Data records:
++++++++++++++++++++

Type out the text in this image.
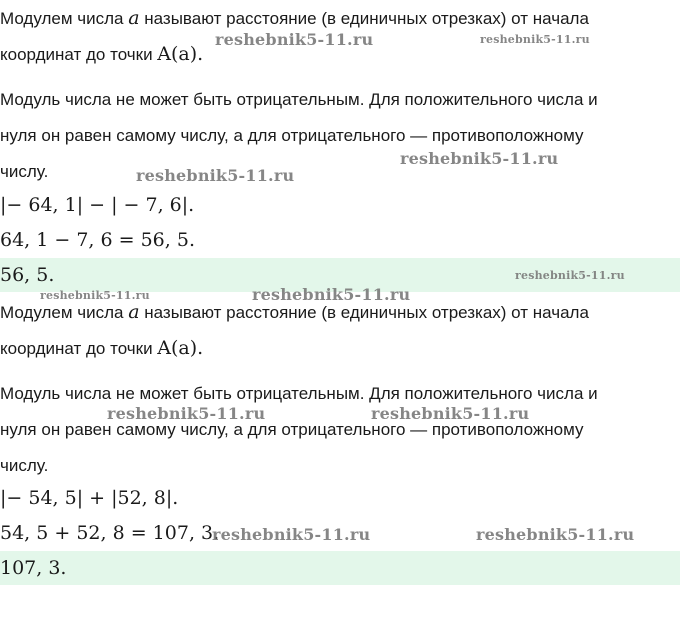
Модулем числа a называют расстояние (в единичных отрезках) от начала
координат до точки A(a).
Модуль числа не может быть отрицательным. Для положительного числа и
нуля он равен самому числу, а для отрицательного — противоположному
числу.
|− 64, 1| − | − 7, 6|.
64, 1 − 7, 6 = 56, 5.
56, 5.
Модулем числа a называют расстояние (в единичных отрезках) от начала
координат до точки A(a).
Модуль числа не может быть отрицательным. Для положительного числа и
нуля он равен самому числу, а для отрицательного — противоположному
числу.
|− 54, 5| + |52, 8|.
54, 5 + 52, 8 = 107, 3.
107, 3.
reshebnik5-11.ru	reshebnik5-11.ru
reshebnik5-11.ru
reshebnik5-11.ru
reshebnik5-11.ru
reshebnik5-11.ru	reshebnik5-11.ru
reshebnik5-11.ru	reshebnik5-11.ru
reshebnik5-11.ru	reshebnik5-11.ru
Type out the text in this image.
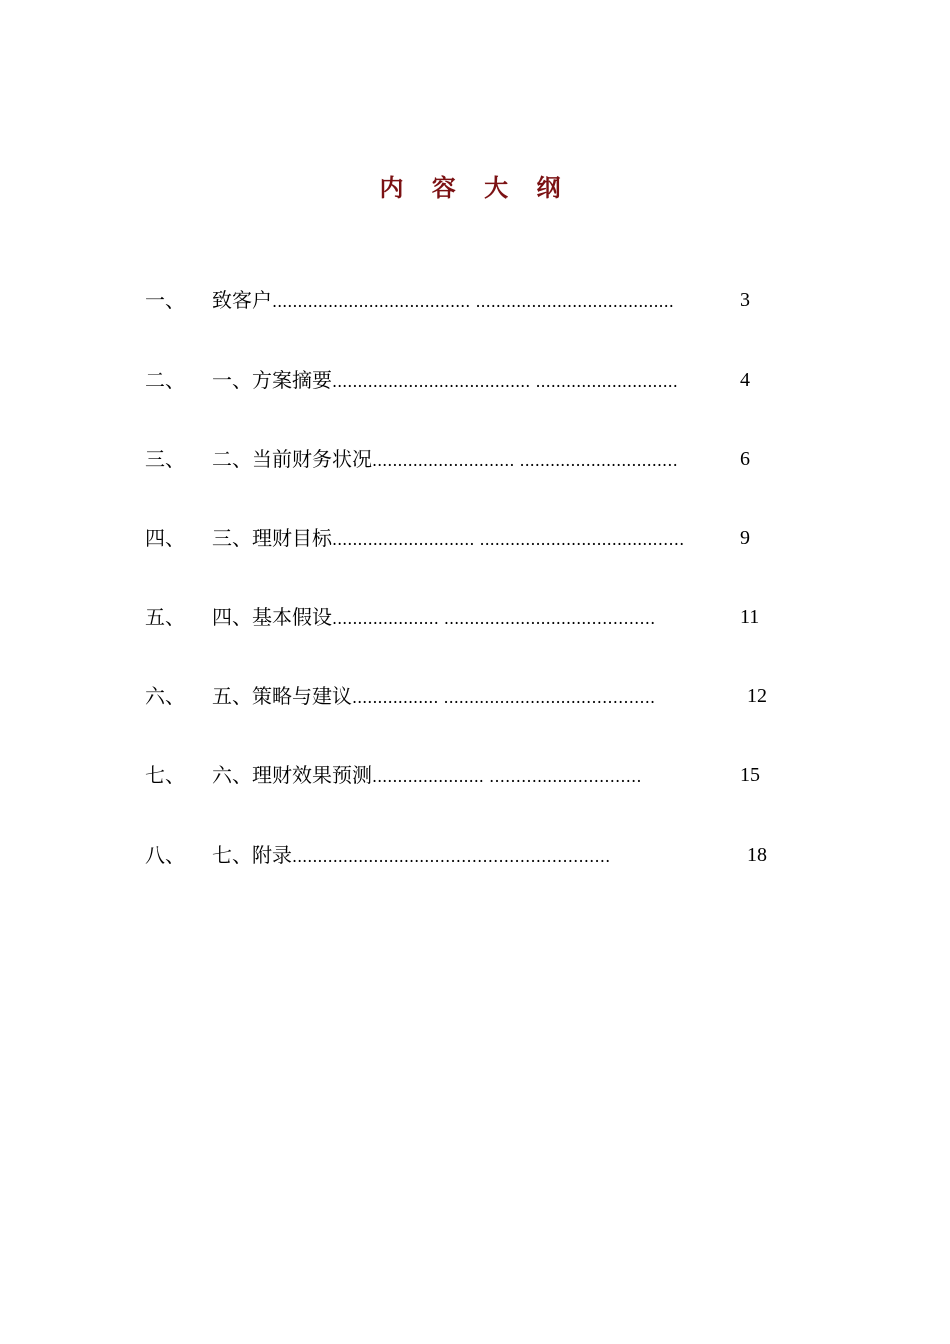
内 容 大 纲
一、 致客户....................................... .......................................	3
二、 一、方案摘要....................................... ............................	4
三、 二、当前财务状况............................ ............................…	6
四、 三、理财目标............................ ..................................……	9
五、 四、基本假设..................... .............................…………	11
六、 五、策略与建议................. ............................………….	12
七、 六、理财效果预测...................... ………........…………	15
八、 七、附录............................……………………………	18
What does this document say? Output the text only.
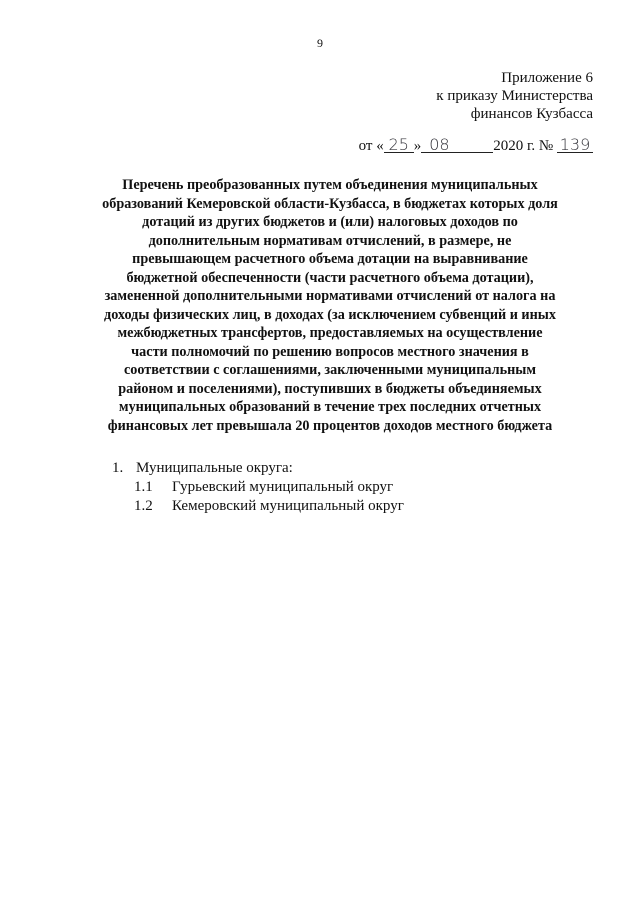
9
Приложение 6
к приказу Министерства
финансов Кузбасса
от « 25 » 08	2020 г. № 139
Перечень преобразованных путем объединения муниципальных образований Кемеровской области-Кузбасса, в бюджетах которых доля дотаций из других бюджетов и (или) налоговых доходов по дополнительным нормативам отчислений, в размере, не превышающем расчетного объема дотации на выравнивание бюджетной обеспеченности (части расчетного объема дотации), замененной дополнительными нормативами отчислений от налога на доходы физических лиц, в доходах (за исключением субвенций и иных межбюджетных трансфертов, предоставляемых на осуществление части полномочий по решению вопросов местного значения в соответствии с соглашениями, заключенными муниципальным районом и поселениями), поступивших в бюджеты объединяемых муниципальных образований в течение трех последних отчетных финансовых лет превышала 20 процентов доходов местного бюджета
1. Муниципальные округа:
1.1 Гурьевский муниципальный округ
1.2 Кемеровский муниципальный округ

++++++++++++++++++++

TASK DIRECTIONS: Exact duplication of all the records is required; pictures are omitted from the copy.

RESULT OF THE EXERCISE:
Type out the text in this image.
Модулем числа a называют расстояние (в единичных отрезках) от начала
координат до точки A(a).
Модуль числа не может быть отрицательным. Для положительного числа и
нуля он равен самому числу, а для отрицательного — противоположному
числу.
|− 64, 1| − | − 7, 6|.
64, 1 − 7, 6 = 56, 5.
56, 5.
Модулем числа a называют расстояние (в единичных отрезках) от начала
координат до точки A(a).
Модуль числа не может быть отрицательным. Для положительного числа и
нуля он равен самому числу, а для отрицательного — противоположному
числу.
|− 54, 5| + |52, 8|.
54, 5 + 52, 8 = 107, 3.
107, 3.
reshebnik5-11.ru	reshebnik5-11.ru
reshebnik5-11.ru
reshebnik5-11.ru
reshebnik5-11.ru
reshebnik5-11.ru	reshebnik5-11.ru
reshebnik5-11.ru	reshebnik5-11.ru
reshebnik5-11.ru	reshebnik5-11.ru
Type out the text in this image.
内 容 大 纲
一、 致客户....................................... .......................................	3
二、 一、方案摘要....................................... ............................	4
三、 二、当前财务状况............................ ............................…	6
四、 三、理财目标............................ ..................................……	9
五、 四、基本假设..................... .............................…………	11
六、 五、策略与建议................. ............................………….	12
七、 六、理财效果预测...................... ………........…………	15
八、 七、附录............................……………………………	18
What does this document say? Output the text only.
9
Приложение 6
к приказу Министерства
финансов Кузбасса
от « 25 » 08	2020 г. № 139
Перечень преобразованных путем объединения муниципальных образований Кемеровской области-Кузбасса, в бюджетах которых доля дотаций из других бюджетов и (или) налоговых доходов по дополнительным нормативам отчислений, в размере, не превышающем расчетного объема дотации на выравнивание бюджетной обеспеченности (части расчетного объема дотации), замененной дополнительными нормативами отчислений от налога на доходы физических лиц, в доходах (за исключением субвенций и иных межбюджетных трансфертов, предоставляемых на осуществление части полномочий по решению вопросов местного значения в соответствии с соглашениями, заключенными муниципальным районом и поселениями), поступивших в бюджеты объединяемых муниципальных образований в течение трех последних отчетных финансовых лет превышала 20 процентов доходов местного бюджета
1. Муниципальные округа:
1.1 Гурьевский муниципальный округ
1.2 Кемеровский муниципальный округ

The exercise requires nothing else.